◆ **DIRECTIONS FOR THIS TASK**:
In the records below, locate the line containing "Give me the"; output that line and every following line through the last, exactly.

◆ **RECORD LIST**:
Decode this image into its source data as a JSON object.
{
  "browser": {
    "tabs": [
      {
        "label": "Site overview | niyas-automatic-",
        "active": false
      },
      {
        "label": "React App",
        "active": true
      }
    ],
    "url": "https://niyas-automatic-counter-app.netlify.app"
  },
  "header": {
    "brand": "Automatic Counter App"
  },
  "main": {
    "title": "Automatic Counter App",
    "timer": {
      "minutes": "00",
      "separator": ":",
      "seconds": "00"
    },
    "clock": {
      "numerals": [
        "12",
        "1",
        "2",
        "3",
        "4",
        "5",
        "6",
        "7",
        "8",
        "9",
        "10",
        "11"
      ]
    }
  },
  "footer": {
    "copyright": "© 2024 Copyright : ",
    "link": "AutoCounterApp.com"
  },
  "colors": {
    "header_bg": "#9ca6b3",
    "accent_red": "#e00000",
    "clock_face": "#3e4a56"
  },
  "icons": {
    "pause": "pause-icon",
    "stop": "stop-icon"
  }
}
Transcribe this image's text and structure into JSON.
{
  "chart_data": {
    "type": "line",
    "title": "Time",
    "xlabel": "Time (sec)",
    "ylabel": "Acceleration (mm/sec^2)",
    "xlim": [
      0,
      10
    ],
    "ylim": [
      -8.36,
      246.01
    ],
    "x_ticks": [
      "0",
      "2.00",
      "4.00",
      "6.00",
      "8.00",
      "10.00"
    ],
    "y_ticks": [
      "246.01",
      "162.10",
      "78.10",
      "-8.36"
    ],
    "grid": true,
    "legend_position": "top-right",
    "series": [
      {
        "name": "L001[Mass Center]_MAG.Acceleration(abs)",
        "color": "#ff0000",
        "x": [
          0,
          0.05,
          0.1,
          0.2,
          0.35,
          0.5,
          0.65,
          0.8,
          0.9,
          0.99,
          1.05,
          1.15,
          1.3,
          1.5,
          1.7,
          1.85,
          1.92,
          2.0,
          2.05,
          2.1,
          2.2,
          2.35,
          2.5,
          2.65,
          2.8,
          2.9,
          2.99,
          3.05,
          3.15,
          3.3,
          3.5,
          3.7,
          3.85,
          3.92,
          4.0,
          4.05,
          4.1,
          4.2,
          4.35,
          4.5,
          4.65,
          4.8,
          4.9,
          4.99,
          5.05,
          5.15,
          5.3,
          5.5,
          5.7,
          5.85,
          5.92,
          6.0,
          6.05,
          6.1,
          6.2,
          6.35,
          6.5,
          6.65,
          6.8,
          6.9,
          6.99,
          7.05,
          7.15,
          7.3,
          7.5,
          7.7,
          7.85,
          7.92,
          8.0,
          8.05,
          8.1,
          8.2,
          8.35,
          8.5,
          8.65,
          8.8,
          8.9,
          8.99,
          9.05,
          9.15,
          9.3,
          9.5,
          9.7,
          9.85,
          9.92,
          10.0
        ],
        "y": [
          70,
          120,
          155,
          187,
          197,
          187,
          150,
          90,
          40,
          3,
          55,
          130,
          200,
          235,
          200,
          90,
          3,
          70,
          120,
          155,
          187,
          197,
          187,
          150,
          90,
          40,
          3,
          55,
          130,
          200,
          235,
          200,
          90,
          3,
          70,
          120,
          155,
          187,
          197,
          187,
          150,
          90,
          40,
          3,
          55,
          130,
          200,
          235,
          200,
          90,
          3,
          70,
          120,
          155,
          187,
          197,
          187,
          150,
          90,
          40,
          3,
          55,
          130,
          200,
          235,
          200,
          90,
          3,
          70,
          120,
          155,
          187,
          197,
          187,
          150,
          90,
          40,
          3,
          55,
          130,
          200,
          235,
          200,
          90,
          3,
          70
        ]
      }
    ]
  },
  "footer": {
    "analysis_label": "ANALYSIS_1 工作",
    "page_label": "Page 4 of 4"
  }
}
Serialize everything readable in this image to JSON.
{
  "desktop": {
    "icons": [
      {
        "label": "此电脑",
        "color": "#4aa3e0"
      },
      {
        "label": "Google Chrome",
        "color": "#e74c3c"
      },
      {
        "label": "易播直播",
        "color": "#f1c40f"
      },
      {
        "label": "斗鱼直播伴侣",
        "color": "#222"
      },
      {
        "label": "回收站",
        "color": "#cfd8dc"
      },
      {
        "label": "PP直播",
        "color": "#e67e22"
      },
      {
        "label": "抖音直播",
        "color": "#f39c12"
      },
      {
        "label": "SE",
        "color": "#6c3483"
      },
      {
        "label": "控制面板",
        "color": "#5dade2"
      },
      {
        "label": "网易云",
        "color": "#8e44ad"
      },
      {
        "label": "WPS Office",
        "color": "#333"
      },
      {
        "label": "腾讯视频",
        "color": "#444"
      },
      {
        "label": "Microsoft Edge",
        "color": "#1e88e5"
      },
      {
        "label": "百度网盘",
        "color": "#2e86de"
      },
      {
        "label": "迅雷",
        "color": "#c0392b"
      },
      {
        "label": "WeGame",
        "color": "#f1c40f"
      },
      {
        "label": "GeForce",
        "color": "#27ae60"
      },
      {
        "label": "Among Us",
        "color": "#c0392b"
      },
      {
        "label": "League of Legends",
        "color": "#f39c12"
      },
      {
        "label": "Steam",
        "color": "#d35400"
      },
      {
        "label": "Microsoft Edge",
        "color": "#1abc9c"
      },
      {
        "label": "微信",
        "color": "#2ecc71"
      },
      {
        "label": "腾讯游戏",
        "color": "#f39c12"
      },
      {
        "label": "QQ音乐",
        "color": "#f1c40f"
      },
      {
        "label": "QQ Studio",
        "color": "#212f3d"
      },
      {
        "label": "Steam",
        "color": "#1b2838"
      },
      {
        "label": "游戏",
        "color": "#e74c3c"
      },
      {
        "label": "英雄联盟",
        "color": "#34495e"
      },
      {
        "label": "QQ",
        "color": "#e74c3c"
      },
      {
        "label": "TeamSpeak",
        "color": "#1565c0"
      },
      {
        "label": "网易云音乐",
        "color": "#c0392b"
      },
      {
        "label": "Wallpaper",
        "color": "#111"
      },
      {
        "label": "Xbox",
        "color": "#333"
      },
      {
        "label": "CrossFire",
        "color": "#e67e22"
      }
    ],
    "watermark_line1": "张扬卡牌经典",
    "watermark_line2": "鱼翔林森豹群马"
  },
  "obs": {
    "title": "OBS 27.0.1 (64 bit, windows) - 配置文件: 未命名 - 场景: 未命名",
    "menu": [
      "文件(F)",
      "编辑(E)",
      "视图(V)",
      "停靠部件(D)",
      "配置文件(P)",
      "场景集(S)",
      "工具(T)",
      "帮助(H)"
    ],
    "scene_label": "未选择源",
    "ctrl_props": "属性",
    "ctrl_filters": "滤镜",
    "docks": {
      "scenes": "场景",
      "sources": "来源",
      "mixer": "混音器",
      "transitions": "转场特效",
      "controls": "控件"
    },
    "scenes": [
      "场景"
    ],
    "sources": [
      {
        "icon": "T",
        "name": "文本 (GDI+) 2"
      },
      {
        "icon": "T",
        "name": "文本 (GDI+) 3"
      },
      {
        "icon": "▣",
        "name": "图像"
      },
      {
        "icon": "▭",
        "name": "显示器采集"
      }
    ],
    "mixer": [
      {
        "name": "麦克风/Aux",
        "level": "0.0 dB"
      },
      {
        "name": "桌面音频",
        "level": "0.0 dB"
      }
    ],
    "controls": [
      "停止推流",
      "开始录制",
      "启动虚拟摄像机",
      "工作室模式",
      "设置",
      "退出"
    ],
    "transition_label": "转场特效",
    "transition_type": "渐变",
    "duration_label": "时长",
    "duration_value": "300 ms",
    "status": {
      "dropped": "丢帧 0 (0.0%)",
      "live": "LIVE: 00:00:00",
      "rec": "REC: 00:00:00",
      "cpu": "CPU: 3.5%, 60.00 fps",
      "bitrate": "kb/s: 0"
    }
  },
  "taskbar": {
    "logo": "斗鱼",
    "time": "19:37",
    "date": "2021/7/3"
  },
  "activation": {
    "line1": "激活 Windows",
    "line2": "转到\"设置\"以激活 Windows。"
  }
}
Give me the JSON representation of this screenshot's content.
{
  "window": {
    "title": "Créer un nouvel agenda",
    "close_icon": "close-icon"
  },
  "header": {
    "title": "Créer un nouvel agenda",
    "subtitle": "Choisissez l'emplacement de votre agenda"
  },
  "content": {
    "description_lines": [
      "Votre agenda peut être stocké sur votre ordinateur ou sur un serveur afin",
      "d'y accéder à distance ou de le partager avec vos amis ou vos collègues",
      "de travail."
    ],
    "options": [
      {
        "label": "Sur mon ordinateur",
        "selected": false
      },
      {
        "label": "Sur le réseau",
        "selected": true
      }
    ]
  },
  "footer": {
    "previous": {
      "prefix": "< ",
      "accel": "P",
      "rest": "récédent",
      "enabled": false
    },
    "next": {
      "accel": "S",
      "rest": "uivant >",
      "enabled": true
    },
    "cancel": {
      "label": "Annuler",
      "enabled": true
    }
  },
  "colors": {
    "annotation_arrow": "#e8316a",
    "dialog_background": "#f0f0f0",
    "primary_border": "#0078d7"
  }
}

◆ **SOLUTION FOR THIS EXERCISE**:
Give me the JSON representation of this screenshot's content.
{
  "window": {
    "title": "Créer un nouvel agenda",
    "close_icon": "close-icon"
  },
  "header": {
    "title": "Créer un nouvel agenda",
    "subtitle": "Choisissez l'emplacement de votre agenda"
  },
  "content": {
    "description_lines": [
      "Votre agenda peut être stocké sur votre ordinateur ou sur un serveur afin",
      "d'y accéder à distance ou de le partager avec vos amis ou vos collègues",
      "de travail."
    ],
    "options": [
      {
        "label": "Sur mon ordinateur",
        "selected": false
      },
      {
        "label": "Sur le réseau",
        "selected": true
      }
    ]
  },
  "footer": {
    "previous": {
      "prefix": "< ",
      "accel": "P",
      "rest": "récédent",
      "enabled": false
    },
    "next": {
      "accel": "S",
      "rest": "uivant >",
      "enabled": true
    },
    "cancel": {
      "label": "Annuler",
      "enabled": true
    }
  },
  "colors": {
    "annotation_arrow": "#e8316a",
    "dialog_background": "#f0f0f0",
    "primary_border": "#0078d7"
  }
}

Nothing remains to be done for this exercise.